WHAT YOU SHOULD DO
Where a line in the listing below contains the word "janeiro", copy that line.

Stored entries
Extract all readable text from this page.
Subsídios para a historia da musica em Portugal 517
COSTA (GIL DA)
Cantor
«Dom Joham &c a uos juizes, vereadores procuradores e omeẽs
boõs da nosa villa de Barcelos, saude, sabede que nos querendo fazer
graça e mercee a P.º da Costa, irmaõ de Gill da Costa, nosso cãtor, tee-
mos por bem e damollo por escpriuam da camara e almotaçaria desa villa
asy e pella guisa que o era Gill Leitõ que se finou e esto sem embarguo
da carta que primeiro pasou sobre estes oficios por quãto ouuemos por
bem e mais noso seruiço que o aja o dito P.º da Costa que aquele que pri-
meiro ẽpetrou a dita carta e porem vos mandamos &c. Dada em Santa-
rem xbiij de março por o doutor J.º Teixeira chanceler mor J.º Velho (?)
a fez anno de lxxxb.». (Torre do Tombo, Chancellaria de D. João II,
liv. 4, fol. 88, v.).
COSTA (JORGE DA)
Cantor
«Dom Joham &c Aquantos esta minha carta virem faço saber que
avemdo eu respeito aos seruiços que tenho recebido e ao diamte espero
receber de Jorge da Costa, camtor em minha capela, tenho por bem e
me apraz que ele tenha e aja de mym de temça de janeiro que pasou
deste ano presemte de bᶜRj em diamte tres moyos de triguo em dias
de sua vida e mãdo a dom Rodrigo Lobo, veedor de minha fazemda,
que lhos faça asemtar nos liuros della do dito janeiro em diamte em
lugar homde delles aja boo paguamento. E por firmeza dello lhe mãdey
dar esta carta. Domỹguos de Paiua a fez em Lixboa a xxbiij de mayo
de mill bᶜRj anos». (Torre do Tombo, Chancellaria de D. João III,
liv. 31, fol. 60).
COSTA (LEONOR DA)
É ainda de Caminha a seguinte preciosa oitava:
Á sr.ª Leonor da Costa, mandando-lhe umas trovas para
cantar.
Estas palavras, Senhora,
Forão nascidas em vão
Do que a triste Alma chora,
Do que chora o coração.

FINAL RESULT
me apraz que ele tenha e aja de mym de temça de janeiro que pasou
que lhos faça asemtar nos liuros della do dito janeiro em diamte em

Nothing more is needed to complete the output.